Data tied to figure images
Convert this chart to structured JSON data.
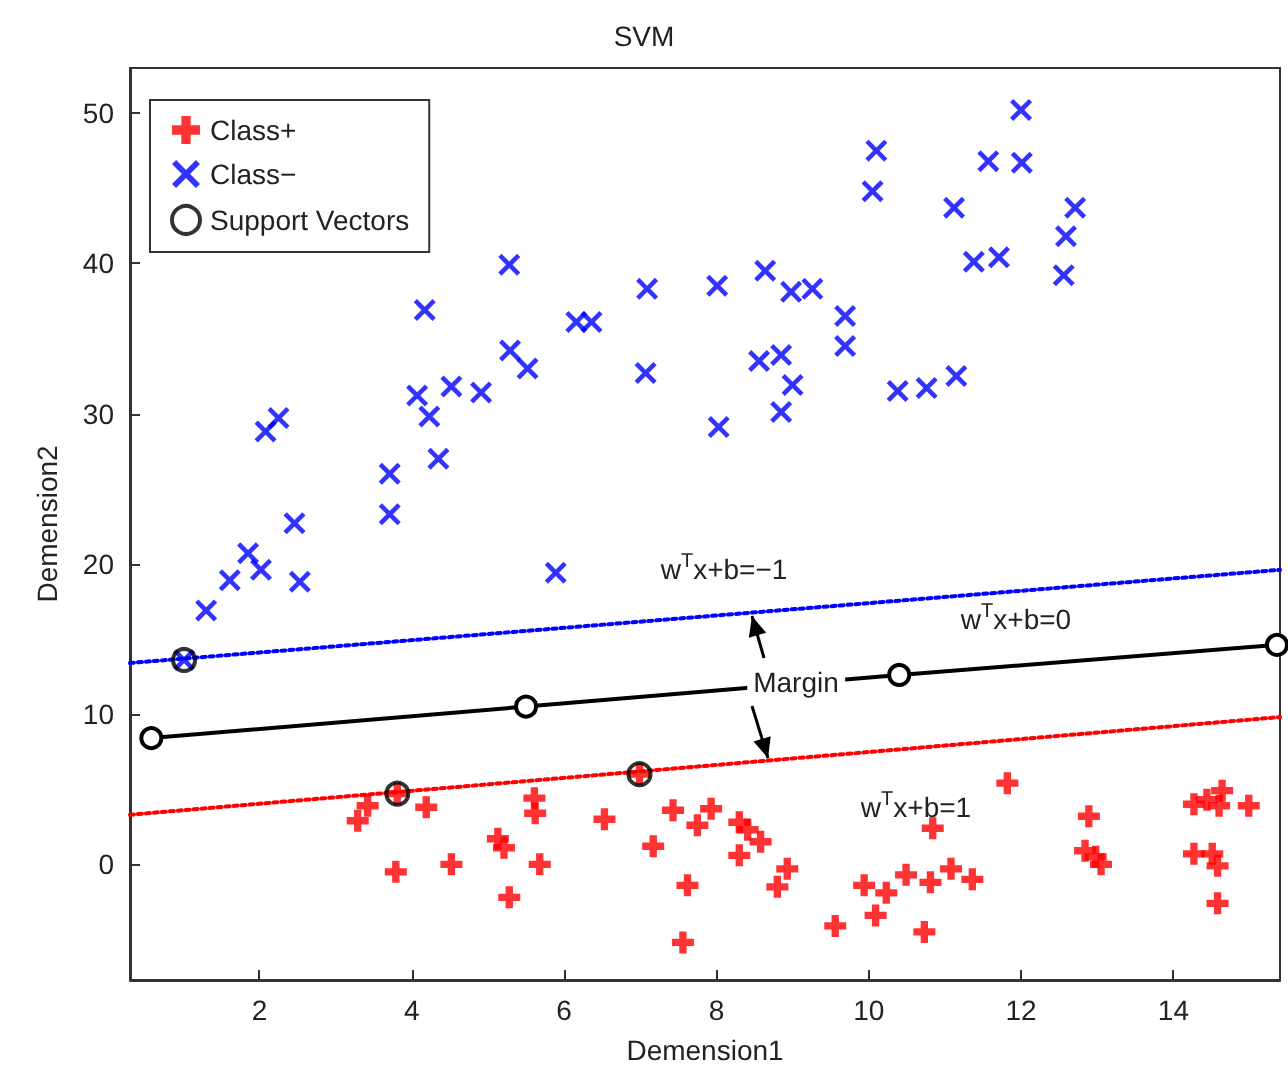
{
  "chart_data": {
    "type": "scatter",
    "title": "SVM",
    "xlabel": "Demension1",
    "ylabel": "Demension2",
    "xlim": [
      0.3,
      15.4
    ],
    "xticks": [
      2,
      4,
      6,
      8,
      10,
      12,
      14
    ],
    "ylim": [
      -7.7,
      53
    ],
    "yticks": [
      0,
      10,
      20,
      30,
      40,
      50
    ],
    "grid": false,
    "legend": "top left",
    "series": [
      {
        "name": "Class+",
        "color": "#ff0000",
        "marker": "cross",
        "x": [
          3.81,
          6.99,
          3.29,
          3.42,
          4.19,
          3.79,
          4.52,
          5.13,
          5.21,
          5.28,
          5.61,
          5.62,
          5.68,
          6.53,
          7.17,
          7.43,
          7.62,
          7.56,
          7.75,
          7.93,
          8.3,
          8.41,
          8.58,
          8.3,
          8.93,
          8.8,
          9.56,
          9.94,
          10.09,
          10.23,
          10.49,
          10.73,
          10.81,
          10.84,
          11.08,
          11.36,
          11.82,
          12.89,
          12.84,
          12.98,
          13.05,
          14.27,
          14.44,
          14.64,
          14.6,
          14.99,
          14.27,
          14.51,
          14.58,
          14.58
        ],
        "values": [
          4.7,
          6.0,
          2.9,
          3.9,
          3.8,
          -0.5,
          0.0,
          1.7,
          1.1,
          -2.2,
          4.4,
          3.4,
          0.0,
          3.0,
          1.2,
          3.6,
          -1.4,
          -5.2,
          2.6,
          3.7,
          2.8,
          2.3,
          1.5,
          0.6,
          -0.3,
          -1.5,
          -4.1,
          -1.4,
          -3.4,
          -1.9,
          -0.7,
          -4.5,
          -1.2,
          2.4,
          -0.3,
          -1.0,
          5.4,
          3.2,
          0.9,
          0.5,
          0.0,
          4.0,
          4.3,
          4.9,
          3.9,
          3.9,
          0.7,
          0.7,
          -0.1,
          -2.6
        ]
      },
      {
        "name": "Class−",
        "color": "#0000ff",
        "marker": "x",
        "x": [
          1.01,
          1.3,
          2.08,
          2.25,
          2.46,
          1.85,
          2.02,
          1.61,
          2.53,
          3.71,
          3.71,
          4.17,
          4.07,
          4.23,
          4.35,
          4.52,
          4.91,
          5.28,
          5.29,
          5.52,
          6.16,
          6.36,
          7.09,
          7.07,
          5.89,
          8.01,
          8.03,
          8.64,
          8.98,
          9.26,
          8.56,
          8.85,
          9.0,
          8.85,
          9.69,
          9.69,
          10.1,
          10.05,
          10.38,
          10.76,
          11.15,
          11.12,
          11.38,
          11.71,
          11.57,
          12.0,
          12.01,
          12.71,
          12.59,
          12.56
        ],
        "values": [
          13.6,
          16.9,
          28.8,
          29.7,
          22.7,
          20.7,
          19.6,
          18.9,
          18.8,
          26.0,
          23.3,
          36.9,
          31.2,
          29.8,
          27.0,
          31.8,
          31.4,
          39.9,
          34.2,
          33.0,
          36.1,
          36.1,
          38.3,
          32.7,
          19.4,
          38.5,
          29.1,
          39.5,
          38.1,
          38.3,
          33.5,
          33.9,
          31.9,
          30.1,
          36.5,
          34.5,
          47.5,
          44.8,
          31.5,
          31.7,
          32.5,
          43.7,
          40.1,
          40.4,
          46.8,
          50.2,
          46.7,
          43.7,
          41.8,
          39.2
        ]
      },
      {
        "name": "Support Vectors",
        "color": "#000000",
        "marker": "circle",
        "x": [
          1.01,
          3.81,
          6.99
        ],
        "values": [
          13.6,
          4.7,
          6.0
        ]
      },
      {
        "type": "line",
        "color": "#0000ff",
        "line_style": "dotted",
        "x": [
          0.3,
          15.4
        ],
        "values": [
          13.4,
          19.6
        ]
      },
      {
        "type": "line",
        "color": "#000000",
        "line_style": "solid",
        "marker": "circle",
        "x": [
          0.58,
          5.5,
          10.4,
          15.36
        ],
        "values": [
          8.4,
          10.5,
          12.6,
          14.6
        ]
      },
      {
        "type": "line",
        "color": "#ff0000",
        "line_style": "dotted",
        "x": [
          0.3,
          15.4
        ],
        "values": [
          3.3,
          9.8
        ]
      }
    ],
    "annotations": [
      "w$^{T}$x+b=−1",
      "w$^{T}$x+b=0",
      "Margin",
      "w$^{T}$x+b=1"
    ]
  }
}
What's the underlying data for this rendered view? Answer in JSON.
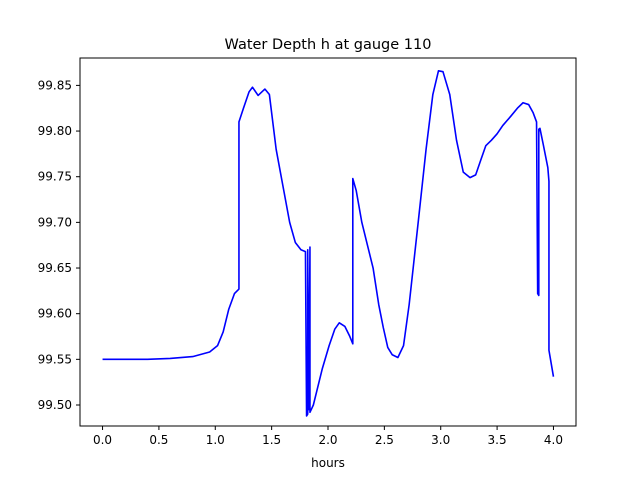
{
  "chart_data": {
    "type": "line",
    "title": "Water Depth h at gauge 110",
    "xlabel": "hours",
    "ylabel": "",
    "xlim": [
      -0.2,
      4.2
    ],
    "ylim": [
      99.477,
      99.88
    ],
    "xticks": [
      0.0,
      0.5,
      1.0,
      1.5,
      2.0,
      2.5,
      3.0,
      3.5,
      4.0
    ],
    "xtick_labels": [
      "0.0",
      "0.5",
      "1.0",
      "1.5",
      "2.0",
      "2.5",
      "3.0",
      "3.5",
      "4.0"
    ],
    "yticks": [
      99.5,
      99.55,
      99.6,
      99.65,
      99.7,
      99.75,
      99.8,
      99.85
    ],
    "ytick_labels": [
      "99.50",
      "99.55",
      "99.60",
      "99.65",
      "99.70",
      "99.75",
      "99.80",
      "99.85"
    ],
    "grid": false,
    "legend": "none",
    "series": [
      {
        "color": "#0000ff",
        "points": [
          [
            0.0,
            99.55
          ],
          [
            0.4,
            99.55
          ],
          [
            0.6,
            99.551
          ],
          [
            0.8,
            99.553
          ],
          [
            0.95,
            99.558
          ],
          [
            1.02,
            99.565
          ],
          [
            1.07,
            99.58
          ],
          [
            1.12,
            99.605
          ],
          [
            1.17,
            99.622
          ],
          [
            1.21,
            99.627
          ],
          [
            1.21,
            99.81
          ],
          [
            1.25,
            99.825
          ],
          [
            1.3,
            99.843
          ],
          [
            1.33,
            99.848
          ],
          [
            1.38,
            99.839
          ],
          [
            1.44,
            99.846
          ],
          [
            1.48,
            99.84
          ],
          [
            1.54,
            99.78
          ],
          [
            1.6,
            99.74
          ],
          [
            1.66,
            99.7
          ],
          [
            1.71,
            99.678
          ],
          [
            1.76,
            99.67
          ],
          [
            1.8,
            99.668
          ],
          [
            1.81,
            99.488
          ],
          [
            1.82,
            99.49
          ],
          [
            1.82,
            99.67
          ],
          [
            1.83,
            99.495
          ],
          [
            1.84,
            99.673
          ],
          [
            1.84,
            99.492
          ],
          [
            1.87,
            99.5
          ],
          [
            1.9,
            99.515
          ],
          [
            1.95,
            99.54
          ],
          [
            2.01,
            99.565
          ],
          [
            2.06,
            99.583
          ],
          [
            2.1,
            99.59
          ],
          [
            2.15,
            99.586
          ],
          [
            2.19,
            99.576
          ],
          [
            2.22,
            99.567
          ],
          [
            2.22,
            99.748
          ],
          [
            2.25,
            99.735
          ],
          [
            2.3,
            99.7
          ],
          [
            2.35,
            99.675
          ],
          [
            2.4,
            99.65
          ],
          [
            2.45,
            99.61
          ],
          [
            2.49,
            99.585
          ],
          [
            2.53,
            99.563
          ],
          [
            2.57,
            99.555
          ],
          [
            2.62,
            99.552
          ],
          [
            2.67,
            99.565
          ],
          [
            2.72,
            99.61
          ],
          [
            2.8,
            99.7
          ],
          [
            2.87,
            99.78
          ],
          [
            2.93,
            99.84
          ],
          [
            2.98,
            99.866
          ],
          [
            3.02,
            99.865
          ],
          [
            3.08,
            99.84
          ],
          [
            3.14,
            99.79
          ],
          [
            3.2,
            99.755
          ],
          [
            3.26,
            99.749
          ],
          [
            3.31,
            99.752
          ],
          [
            3.36,
            99.77
          ],
          [
            3.4,
            99.784
          ],
          [
            3.45,
            99.79
          ],
          [
            3.5,
            99.797
          ],
          [
            3.55,
            99.806
          ],
          [
            3.62,
            99.816
          ],
          [
            3.68,
            99.825
          ],
          [
            3.73,
            99.831
          ],
          [
            3.78,
            99.829
          ],
          [
            3.82,
            99.82
          ],
          [
            3.85,
            99.81
          ],
          [
            3.86,
            99.622
          ],
          [
            3.87,
            99.62
          ],
          [
            3.87,
            99.802
          ],
          [
            3.88,
            99.803
          ],
          [
            3.91,
            99.785
          ],
          [
            3.95,
            99.76
          ],
          [
            3.96,
            99.745
          ],
          [
            3.96,
            99.56
          ],
          [
            4.0,
            99.531
          ]
        ]
      }
    ]
  }
}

**What is needed:** Go over the records above line by line and count those holding the word "this". Reply only with the number.

**Answer for the task:** 2